---------- Entries provided ----------
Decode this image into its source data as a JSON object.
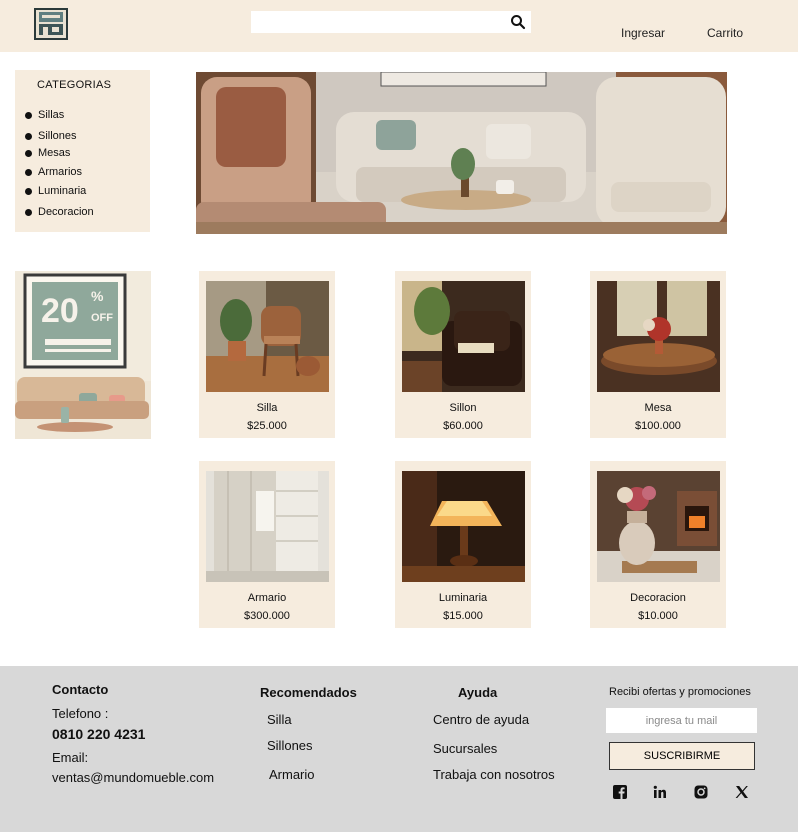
{
  "header": {
    "logo_icon": "storefront-logo-icon",
    "search": {
      "placeholder": "",
      "icon": "search-icon"
    },
    "nav": {
      "login": "Ingresar",
      "cart": "Carrito"
    }
  },
  "categories": {
    "title": "CATEGORIAS",
    "items": [
      "Sillas",
      "Sillones",
      "Mesas",
      "Armarios",
      "Luminaria",
      "Decoracion"
    ]
  },
  "hero": {
    "image": "living-room-banner-image"
  },
  "promo": {
    "big": "20",
    "percent": "%",
    "off": "OFF",
    "image": "discount-banner-image"
  },
  "products": [
    {
      "name": "Silla",
      "price": "$25.000"
    },
    {
      "name": "Sillon",
      "price": "$60.000"
    },
    {
      "name": "Mesa",
      "price": "$100.000"
    },
    {
      "name": "Armario",
      "price": "$300.000"
    },
    {
      "name": "Luminaria",
      "price": "$15.000"
    },
    {
      "name": "Decoracion",
      "price": "$10.000"
    }
  ],
  "footer": {
    "contact": {
      "title": "Contacto",
      "phone_label": "Telefono :",
      "phone": "0810 220 4231",
      "email_label": "Email:",
      "email": "ventas@mundomueble.com"
    },
    "recommended": {
      "title": "Recomendados",
      "items": [
        "Silla",
        "Sillones",
        "Armario"
      ]
    },
    "help": {
      "title": "Ayuda",
      "items": [
        "Centro de ayuda",
        "Sucursales",
        "Trabaja con nosotros"
      ]
    },
    "newsletter": {
      "title": "Recibi ofertas y promociones",
      "placeholder": "ingresa tu mail",
      "button": "SUSCRIBIRME"
    },
    "social": [
      "facebook-icon",
      "linkedin-icon",
      "instagram-icon",
      "x-icon"
    ]
  },
  "colors": {
    "header_bg": "#f6ecde",
    "card_bg": "#f6ecde",
    "footer_bg": "#d8d8d8",
    "promo_teal": "#8fa89b"
  }
}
----------
**The task:**
All lines that include "image" are to be gathered and copied.

**Finished task:**
Decode this image into its source data as a JSON object.
    "image": "living-room-banner-image"
    "image": "discount-banner-image"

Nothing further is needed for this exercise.